= Written instruction =
From the listing below, select every line where the word "Sales" appears.

= Records for the task =
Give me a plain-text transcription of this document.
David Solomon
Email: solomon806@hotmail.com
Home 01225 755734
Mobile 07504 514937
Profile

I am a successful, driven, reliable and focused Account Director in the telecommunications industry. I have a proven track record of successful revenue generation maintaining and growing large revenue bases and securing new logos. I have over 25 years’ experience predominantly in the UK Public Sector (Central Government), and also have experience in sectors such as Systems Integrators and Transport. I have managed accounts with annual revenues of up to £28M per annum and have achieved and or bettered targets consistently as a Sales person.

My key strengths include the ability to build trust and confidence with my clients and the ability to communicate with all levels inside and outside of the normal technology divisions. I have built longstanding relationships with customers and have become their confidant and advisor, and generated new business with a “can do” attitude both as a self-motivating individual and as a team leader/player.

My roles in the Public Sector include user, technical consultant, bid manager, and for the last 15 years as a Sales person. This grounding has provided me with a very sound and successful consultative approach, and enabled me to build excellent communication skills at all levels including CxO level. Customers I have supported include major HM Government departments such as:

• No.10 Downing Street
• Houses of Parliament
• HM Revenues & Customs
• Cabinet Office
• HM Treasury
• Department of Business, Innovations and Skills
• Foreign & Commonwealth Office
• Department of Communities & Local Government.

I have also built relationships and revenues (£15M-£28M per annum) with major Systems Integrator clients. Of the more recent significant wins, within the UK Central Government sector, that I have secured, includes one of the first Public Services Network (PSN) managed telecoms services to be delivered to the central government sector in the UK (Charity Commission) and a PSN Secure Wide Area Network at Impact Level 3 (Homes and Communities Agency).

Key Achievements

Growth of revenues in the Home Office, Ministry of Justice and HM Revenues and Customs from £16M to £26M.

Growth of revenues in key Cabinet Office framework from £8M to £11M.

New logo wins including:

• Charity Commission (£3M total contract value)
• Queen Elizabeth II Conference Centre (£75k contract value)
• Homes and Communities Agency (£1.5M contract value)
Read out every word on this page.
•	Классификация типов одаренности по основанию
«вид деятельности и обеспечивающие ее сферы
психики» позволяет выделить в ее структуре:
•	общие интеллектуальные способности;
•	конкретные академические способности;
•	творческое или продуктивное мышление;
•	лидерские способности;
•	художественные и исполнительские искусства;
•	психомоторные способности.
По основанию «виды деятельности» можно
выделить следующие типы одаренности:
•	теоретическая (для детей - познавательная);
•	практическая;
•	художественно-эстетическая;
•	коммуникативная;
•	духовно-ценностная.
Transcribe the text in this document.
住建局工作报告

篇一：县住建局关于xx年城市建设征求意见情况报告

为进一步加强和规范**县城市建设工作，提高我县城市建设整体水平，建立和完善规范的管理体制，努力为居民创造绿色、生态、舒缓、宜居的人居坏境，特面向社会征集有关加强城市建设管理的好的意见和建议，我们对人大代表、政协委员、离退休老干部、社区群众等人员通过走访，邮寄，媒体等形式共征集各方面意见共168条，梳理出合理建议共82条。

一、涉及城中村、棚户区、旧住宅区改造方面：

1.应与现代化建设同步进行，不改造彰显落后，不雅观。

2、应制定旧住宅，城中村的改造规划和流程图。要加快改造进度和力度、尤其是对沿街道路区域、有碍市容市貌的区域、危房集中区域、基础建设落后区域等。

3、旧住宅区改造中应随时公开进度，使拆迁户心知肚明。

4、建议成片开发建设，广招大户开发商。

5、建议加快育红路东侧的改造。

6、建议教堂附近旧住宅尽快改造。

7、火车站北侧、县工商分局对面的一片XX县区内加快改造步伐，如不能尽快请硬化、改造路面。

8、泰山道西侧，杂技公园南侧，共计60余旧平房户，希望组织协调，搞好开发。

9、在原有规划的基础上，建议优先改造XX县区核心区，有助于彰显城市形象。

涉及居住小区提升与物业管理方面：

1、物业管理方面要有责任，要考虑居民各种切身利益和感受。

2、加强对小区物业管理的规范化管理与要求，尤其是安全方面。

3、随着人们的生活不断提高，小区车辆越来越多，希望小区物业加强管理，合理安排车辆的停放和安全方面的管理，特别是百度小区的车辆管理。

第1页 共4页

= Output for this task =
I am a successful, driven, reliable and focused Account Director in the telecommunications industry. I have a proven track record of successful revenue generation maintaining and growing large revenue bases and securing new logos. I have over 25 years’ experience predominantly in the UK Public Sector (Central Government), and also have experience in sectors such as Systems Integrators and Transport. I have managed accounts with annual revenues of up to £28M per annum and have achieved and or bettered targets consistently as a Sales person.
My roles in the Public Sector include user, technical consultant, bid manager, and for the last 15 years as a Sales person. This grounding has provided me with a very sound and successful consultative approach, and enabled me to build excellent communication skills at all levels including CxO level. Customers I have supported include major HM Government departments such as:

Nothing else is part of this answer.